----- DATA TO PROCESS
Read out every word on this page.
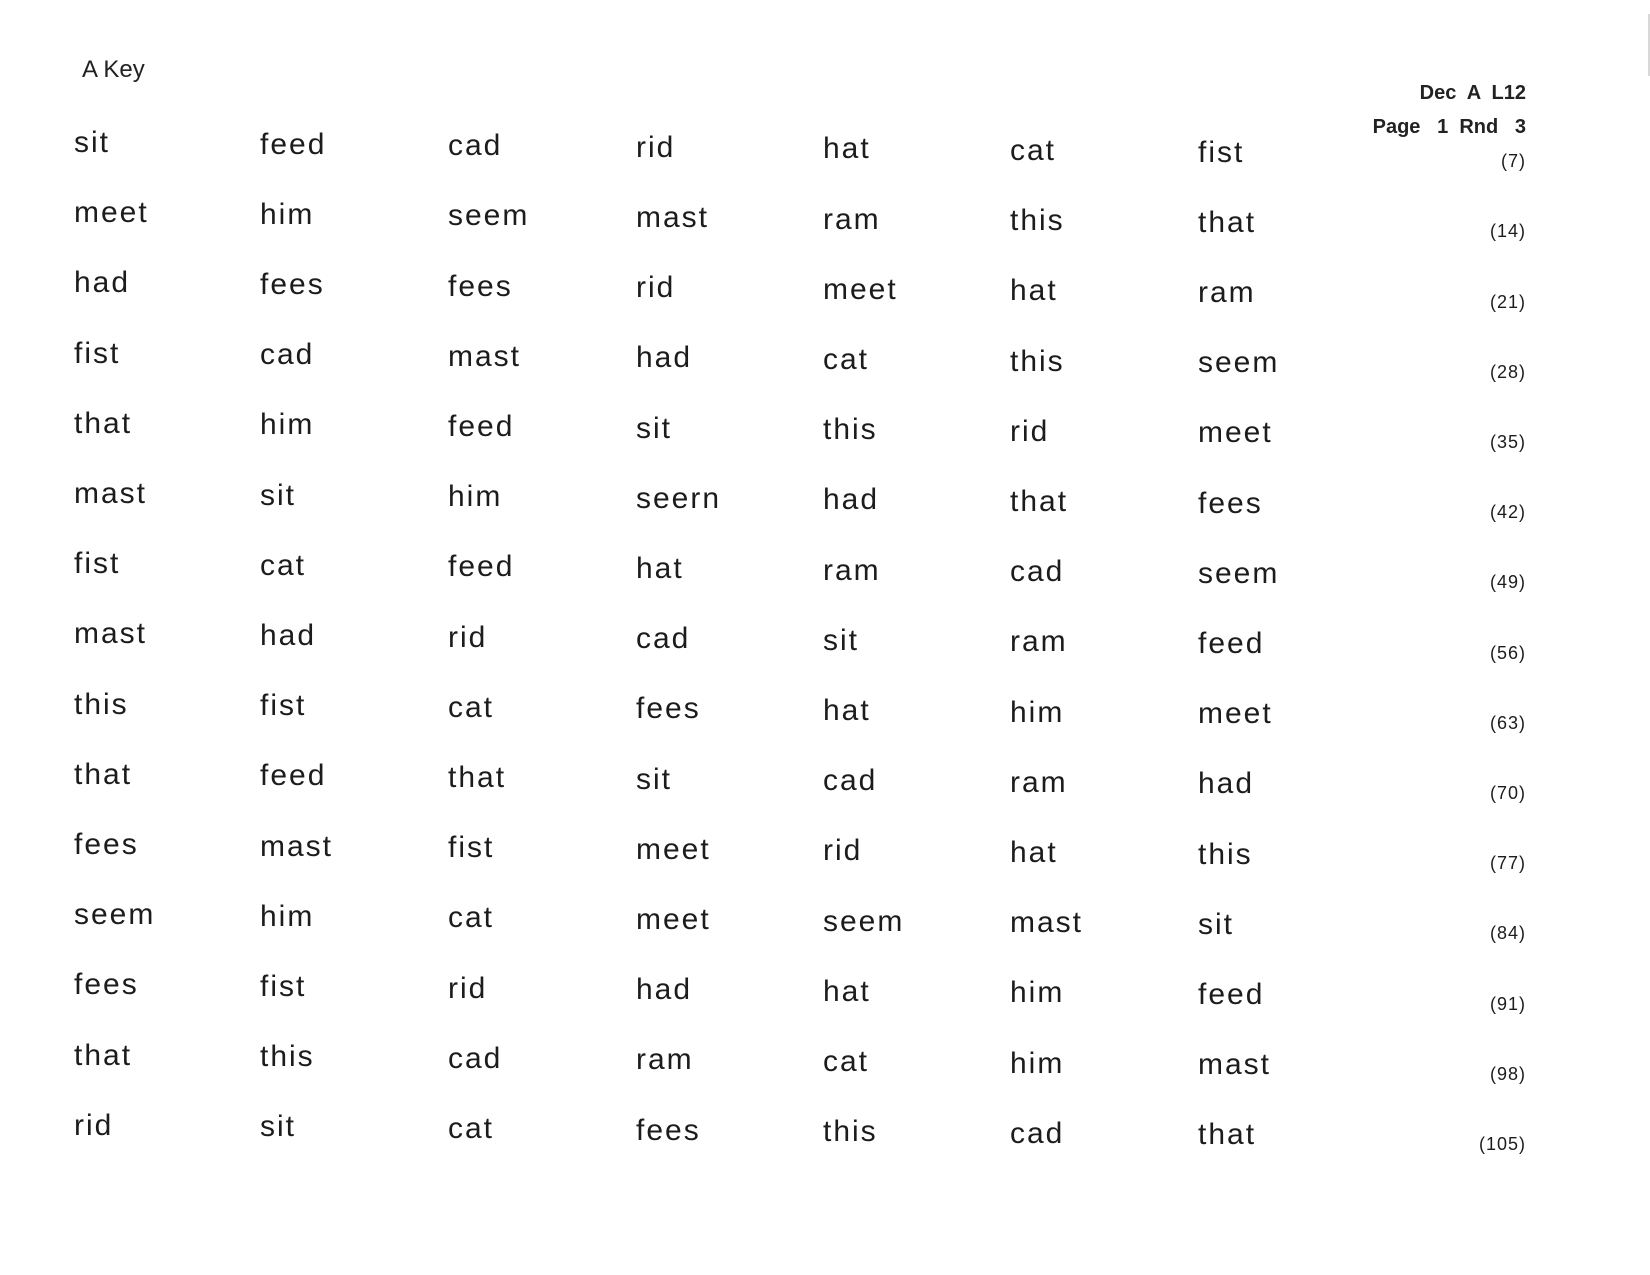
A Key
Dec  A  L12
Page   1  Rnd   3
sit	feed	cad	rid	hat	cat	fist	(7)
meet	him	seem	mast	ram	this	that	(14)
had	fees	fees	rid	meet	hat	ram	(21)
fist	cad	mast	had	cat	this	seem	(28)
that	him	feed	sit	this	rid	meet	(35)
mast	sit	him	seern	had	that	fees	(42)
fist	cat	feed	hat	ram	cad	seem	(49)
mast	had	rid	cad	sit	ram	feed	(56)
this	fist	cat	fees	hat	him	meet	(63)
that	feed	that	sit	cad	ram	had	(70)
fees	mast	fist	meet	rid	hat	this	(77)
seem	him	cat	meet	seem	mast	sit	(84)
fees	fist	rid	had	hat	him	feed	(91)
that	this	cad	ram	cat	him	mast	(98)
rid	sit	cat	fees	this	cad	that	(105)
----------
SHORT TASK: Looking at the data above, show all lines where the word "fist" occurs.

COMPLETE ANSWER:
sit	feed	cad	rid	hat	cat	fist	(7)
fist	cad	mast	had	cat	this	seem	(28)
fist	cat	feed	hat	ram	cad	seem	(49)
this	fist	cat	fees	hat	him	meet	(63)
fees	mast	fist	meet	rid	hat	this	(77)
fees	fist	rid	had	hat	him	feed	(91)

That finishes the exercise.